■ Task prompt:
Find the lines below that contain the word "What" and count them. Only the number should be given.

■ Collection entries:
----------
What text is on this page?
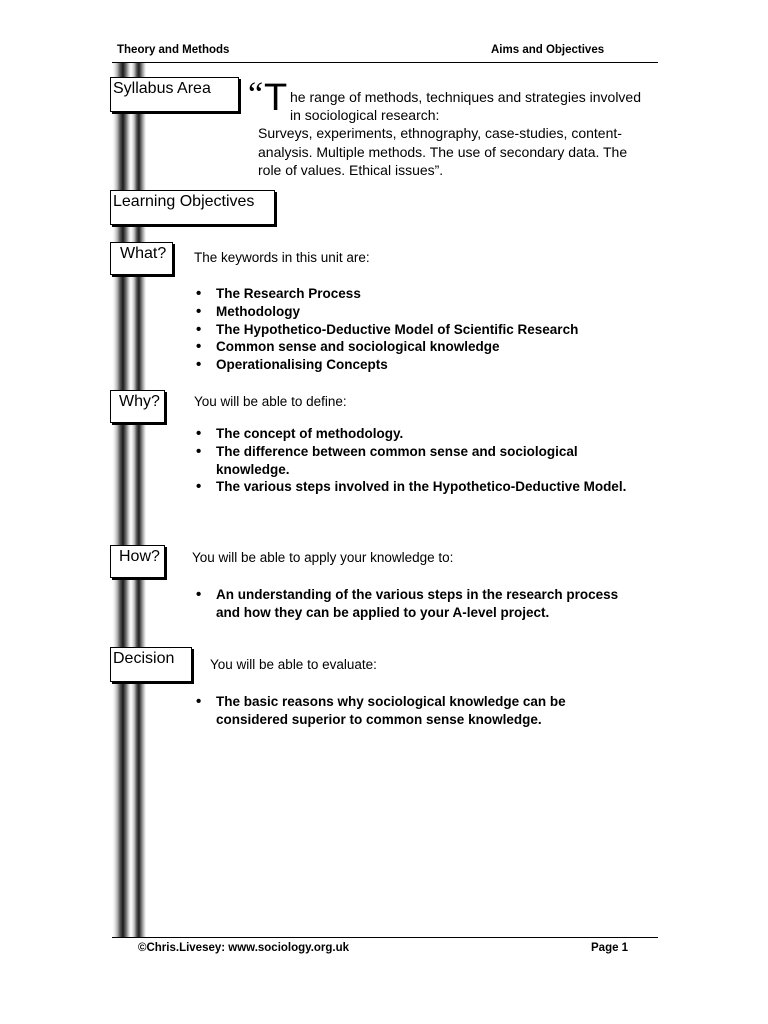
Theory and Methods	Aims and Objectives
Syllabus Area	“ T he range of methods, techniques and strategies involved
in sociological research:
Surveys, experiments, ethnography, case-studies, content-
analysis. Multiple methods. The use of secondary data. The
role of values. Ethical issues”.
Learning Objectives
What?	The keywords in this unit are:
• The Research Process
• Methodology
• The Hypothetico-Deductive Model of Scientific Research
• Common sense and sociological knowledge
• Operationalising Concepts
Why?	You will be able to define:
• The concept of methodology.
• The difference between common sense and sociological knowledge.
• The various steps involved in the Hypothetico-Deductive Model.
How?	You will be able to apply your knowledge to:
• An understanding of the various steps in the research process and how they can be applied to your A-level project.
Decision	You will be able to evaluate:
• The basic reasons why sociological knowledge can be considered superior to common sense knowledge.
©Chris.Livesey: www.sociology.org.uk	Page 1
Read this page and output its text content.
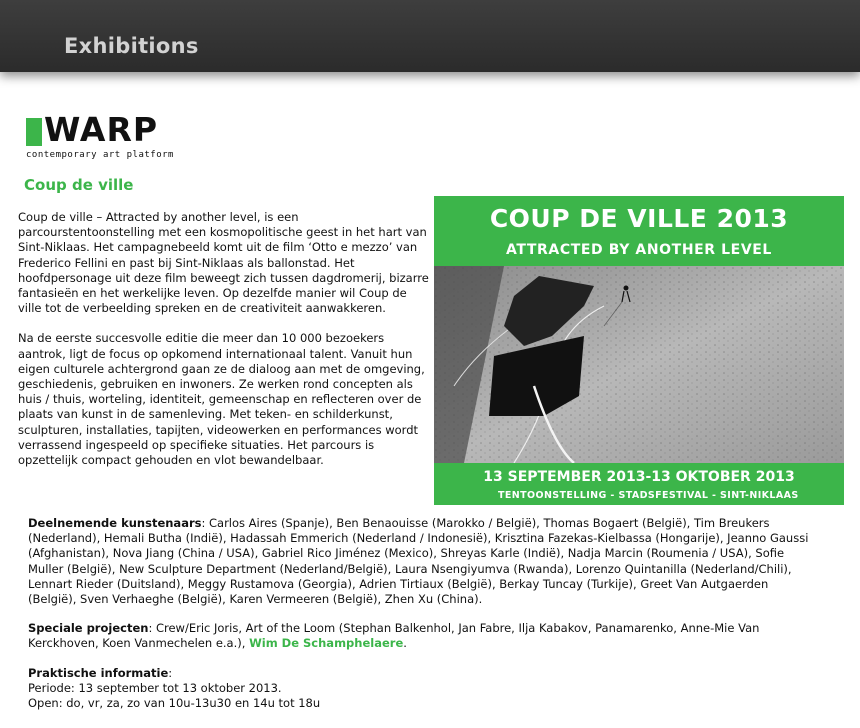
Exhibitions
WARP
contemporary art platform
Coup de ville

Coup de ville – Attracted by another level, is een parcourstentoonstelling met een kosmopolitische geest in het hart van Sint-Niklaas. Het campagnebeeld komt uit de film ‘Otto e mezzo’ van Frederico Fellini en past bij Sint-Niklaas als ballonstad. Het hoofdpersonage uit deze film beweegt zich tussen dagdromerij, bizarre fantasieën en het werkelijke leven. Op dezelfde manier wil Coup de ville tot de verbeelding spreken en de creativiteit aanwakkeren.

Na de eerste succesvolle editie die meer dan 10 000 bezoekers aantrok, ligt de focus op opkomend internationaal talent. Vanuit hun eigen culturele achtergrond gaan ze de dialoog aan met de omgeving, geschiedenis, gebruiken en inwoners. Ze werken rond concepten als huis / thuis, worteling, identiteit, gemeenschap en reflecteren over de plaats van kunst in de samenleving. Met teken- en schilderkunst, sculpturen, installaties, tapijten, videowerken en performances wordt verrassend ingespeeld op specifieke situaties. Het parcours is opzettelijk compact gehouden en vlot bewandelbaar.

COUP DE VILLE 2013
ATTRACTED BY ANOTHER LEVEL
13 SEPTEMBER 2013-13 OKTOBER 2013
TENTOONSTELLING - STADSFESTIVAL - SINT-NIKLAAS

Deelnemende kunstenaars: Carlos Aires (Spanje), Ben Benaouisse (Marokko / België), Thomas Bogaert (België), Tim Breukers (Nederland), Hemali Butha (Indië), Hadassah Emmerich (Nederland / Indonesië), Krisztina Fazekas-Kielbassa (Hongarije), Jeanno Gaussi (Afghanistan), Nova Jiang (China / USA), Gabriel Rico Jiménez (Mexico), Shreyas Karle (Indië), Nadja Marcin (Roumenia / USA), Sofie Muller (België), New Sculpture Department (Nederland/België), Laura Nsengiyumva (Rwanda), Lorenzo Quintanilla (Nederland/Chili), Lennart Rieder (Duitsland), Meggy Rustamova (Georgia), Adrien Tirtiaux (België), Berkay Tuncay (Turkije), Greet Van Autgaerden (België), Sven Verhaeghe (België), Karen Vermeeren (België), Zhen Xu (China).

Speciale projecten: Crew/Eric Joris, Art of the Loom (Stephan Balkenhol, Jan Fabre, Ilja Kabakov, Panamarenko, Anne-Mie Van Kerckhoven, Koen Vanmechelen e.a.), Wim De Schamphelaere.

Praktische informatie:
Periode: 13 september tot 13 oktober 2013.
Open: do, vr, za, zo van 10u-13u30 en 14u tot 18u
----------
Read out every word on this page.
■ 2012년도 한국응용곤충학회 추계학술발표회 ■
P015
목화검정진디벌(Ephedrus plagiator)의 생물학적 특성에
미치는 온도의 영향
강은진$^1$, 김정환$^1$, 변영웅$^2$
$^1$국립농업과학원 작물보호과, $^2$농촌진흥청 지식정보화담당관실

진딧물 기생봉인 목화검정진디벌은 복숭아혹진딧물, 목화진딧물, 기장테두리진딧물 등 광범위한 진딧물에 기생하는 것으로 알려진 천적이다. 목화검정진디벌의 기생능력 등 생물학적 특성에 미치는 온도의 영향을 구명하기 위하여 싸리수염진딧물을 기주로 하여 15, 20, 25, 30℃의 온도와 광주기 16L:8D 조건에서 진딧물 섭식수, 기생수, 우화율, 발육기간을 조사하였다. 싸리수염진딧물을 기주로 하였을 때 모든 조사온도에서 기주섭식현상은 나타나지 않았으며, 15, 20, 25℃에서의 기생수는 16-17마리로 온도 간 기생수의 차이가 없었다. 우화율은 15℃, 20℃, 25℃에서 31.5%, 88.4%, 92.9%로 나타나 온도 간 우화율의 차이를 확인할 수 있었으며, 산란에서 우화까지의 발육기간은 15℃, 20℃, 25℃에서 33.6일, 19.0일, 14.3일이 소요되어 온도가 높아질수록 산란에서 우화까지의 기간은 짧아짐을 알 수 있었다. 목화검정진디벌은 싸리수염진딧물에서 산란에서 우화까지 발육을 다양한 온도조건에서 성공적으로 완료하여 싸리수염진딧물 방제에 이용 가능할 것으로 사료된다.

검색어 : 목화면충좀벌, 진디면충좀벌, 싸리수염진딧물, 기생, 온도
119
----------
■ Completed exercise:
2